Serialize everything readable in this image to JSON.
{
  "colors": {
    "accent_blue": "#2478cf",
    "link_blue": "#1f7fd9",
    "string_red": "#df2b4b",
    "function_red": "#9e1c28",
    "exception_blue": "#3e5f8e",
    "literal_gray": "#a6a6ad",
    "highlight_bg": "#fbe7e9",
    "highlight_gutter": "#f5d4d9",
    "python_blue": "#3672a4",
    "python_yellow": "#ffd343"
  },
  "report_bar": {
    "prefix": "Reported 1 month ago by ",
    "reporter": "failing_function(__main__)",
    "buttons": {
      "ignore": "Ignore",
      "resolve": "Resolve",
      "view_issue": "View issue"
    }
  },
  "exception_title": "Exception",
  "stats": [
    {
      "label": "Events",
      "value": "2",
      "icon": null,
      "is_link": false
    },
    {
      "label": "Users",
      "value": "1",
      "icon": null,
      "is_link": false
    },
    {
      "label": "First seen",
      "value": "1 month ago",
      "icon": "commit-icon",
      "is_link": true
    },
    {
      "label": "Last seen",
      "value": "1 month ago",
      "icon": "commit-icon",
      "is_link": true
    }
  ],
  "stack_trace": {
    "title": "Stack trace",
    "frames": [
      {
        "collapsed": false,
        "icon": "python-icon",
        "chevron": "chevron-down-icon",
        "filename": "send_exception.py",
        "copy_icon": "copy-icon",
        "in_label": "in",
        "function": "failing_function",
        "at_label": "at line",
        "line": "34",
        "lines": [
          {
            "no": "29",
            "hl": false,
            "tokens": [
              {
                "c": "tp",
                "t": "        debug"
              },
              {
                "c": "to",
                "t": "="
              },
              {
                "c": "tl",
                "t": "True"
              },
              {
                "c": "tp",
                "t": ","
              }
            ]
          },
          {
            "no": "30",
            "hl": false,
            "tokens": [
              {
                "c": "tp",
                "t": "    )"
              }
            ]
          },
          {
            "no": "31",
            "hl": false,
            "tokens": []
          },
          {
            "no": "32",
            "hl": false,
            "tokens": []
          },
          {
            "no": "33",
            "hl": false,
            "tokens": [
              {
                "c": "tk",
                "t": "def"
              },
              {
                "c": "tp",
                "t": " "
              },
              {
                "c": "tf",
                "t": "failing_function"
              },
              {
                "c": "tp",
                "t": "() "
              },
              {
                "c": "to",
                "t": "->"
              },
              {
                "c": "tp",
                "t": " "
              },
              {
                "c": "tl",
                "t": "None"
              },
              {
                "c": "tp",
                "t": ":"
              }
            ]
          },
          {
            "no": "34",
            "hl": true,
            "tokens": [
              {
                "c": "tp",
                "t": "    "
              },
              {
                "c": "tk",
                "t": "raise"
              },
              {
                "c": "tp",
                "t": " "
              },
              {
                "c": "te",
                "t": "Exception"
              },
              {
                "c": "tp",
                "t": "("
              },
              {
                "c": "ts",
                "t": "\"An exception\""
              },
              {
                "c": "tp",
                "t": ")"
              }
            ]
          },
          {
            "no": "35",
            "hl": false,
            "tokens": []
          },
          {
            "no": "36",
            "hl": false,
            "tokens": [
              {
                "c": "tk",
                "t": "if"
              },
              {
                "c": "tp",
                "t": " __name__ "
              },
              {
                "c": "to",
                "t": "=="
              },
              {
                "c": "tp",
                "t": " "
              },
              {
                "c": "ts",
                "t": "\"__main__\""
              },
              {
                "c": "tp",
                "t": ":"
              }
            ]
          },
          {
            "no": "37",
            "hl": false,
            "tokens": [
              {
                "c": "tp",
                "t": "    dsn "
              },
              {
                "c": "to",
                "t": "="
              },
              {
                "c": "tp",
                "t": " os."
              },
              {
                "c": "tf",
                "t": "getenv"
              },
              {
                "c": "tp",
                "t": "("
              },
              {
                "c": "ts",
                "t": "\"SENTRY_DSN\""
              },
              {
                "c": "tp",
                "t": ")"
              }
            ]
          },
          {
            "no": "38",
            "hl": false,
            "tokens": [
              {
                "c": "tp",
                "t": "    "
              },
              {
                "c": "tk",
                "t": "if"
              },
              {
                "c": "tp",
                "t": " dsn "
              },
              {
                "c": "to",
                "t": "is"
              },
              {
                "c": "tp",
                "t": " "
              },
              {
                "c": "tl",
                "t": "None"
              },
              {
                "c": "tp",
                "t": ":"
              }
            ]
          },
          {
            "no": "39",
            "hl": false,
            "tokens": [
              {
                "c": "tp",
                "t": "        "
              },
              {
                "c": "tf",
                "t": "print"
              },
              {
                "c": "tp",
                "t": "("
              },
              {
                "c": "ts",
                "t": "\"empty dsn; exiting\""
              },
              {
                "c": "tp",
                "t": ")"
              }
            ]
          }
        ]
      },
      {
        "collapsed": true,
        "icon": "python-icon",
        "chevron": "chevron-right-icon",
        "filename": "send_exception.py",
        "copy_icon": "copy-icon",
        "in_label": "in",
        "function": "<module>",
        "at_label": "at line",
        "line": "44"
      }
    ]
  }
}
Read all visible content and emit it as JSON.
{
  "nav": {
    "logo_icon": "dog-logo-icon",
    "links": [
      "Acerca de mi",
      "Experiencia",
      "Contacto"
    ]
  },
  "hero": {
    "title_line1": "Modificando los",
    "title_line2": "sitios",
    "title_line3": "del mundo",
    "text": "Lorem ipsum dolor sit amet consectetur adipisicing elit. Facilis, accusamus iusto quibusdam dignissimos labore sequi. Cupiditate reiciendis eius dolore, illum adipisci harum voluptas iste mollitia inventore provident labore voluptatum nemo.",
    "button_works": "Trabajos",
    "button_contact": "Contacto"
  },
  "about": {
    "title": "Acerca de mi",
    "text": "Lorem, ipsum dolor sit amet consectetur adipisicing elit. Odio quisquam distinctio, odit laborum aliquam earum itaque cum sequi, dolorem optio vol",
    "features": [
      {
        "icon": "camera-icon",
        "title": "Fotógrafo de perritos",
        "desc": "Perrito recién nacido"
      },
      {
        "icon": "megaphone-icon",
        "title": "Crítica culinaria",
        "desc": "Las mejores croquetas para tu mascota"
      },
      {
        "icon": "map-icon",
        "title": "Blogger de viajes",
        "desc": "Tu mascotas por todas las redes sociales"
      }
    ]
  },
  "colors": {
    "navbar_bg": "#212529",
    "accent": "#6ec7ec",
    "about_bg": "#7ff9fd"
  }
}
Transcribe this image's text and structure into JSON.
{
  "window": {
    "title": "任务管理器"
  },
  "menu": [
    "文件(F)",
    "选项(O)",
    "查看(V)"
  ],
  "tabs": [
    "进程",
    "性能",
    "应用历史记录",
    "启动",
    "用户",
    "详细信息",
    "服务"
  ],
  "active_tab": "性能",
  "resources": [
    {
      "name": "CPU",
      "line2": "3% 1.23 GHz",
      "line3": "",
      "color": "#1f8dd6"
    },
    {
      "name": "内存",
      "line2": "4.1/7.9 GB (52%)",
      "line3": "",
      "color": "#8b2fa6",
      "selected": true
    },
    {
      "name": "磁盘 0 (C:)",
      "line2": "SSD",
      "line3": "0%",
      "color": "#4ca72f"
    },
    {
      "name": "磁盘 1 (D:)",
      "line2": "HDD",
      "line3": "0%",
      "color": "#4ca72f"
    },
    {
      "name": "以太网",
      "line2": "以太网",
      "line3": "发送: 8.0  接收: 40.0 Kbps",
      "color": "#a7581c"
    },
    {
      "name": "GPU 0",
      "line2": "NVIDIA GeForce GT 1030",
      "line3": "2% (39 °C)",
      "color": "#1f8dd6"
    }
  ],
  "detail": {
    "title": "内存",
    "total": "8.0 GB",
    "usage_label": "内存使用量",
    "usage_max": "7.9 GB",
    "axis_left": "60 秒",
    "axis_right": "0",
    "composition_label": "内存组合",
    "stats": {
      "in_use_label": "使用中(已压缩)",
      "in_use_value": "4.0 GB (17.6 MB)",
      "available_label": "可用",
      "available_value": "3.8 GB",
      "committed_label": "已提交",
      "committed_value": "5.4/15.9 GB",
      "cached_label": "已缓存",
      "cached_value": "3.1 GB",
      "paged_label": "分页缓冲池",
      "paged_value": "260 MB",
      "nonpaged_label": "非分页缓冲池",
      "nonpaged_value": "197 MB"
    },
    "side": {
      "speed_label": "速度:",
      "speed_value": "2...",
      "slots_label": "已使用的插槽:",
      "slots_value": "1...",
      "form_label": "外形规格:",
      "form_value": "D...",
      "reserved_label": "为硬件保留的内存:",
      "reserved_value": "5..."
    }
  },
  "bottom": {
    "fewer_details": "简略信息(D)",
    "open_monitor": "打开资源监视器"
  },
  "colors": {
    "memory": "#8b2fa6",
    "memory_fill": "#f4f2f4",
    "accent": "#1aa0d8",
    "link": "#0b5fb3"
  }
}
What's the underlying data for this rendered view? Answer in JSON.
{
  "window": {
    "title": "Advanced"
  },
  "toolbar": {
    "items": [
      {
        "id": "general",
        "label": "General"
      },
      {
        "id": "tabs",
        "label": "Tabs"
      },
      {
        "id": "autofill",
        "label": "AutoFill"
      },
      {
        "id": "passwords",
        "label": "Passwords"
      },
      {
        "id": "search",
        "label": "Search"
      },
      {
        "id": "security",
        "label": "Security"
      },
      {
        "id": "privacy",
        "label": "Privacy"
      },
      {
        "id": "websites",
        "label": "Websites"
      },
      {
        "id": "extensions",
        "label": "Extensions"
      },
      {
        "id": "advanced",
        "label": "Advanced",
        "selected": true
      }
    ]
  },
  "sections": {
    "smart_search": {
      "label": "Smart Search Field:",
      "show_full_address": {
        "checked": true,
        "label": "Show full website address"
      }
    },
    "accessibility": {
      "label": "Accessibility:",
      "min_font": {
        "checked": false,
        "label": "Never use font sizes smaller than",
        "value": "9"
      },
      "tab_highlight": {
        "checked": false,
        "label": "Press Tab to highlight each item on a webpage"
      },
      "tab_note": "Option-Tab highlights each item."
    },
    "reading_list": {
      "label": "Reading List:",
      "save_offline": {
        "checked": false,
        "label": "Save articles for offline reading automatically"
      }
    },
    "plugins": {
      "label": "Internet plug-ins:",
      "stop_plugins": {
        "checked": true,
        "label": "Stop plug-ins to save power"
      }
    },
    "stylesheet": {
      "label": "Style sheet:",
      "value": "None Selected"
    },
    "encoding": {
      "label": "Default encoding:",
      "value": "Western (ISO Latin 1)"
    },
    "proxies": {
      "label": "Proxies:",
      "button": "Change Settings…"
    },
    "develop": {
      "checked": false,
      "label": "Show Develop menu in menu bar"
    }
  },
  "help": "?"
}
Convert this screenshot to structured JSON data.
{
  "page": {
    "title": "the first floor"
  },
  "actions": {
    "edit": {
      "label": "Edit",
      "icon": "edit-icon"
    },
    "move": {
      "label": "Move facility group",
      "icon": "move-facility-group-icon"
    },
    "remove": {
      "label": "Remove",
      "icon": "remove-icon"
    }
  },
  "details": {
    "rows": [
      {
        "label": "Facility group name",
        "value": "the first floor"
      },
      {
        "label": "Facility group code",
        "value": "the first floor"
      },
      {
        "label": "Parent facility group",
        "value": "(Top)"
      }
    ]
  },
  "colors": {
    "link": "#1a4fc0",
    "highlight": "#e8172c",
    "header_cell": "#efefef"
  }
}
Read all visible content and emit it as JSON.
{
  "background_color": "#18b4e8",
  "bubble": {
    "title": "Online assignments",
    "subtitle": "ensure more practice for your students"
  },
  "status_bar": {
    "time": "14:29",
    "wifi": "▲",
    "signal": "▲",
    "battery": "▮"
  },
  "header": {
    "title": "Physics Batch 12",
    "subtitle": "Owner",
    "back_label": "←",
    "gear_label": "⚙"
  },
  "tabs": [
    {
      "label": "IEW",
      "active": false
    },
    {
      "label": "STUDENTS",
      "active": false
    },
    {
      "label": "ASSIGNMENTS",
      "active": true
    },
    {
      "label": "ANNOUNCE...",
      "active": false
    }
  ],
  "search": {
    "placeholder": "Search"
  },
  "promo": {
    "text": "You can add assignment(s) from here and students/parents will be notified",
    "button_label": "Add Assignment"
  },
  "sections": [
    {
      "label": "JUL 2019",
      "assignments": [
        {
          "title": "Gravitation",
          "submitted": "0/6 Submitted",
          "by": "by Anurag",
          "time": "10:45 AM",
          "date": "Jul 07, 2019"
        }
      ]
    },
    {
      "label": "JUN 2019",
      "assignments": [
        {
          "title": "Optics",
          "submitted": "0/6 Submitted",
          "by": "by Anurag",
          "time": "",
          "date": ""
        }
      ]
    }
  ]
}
——————————
■ **Short exercise**
Return each line with "data".

■ **Task response**
What's the underlying data for this rendered view? Answer in JSON.
Convert this screenshot to structured JSON data.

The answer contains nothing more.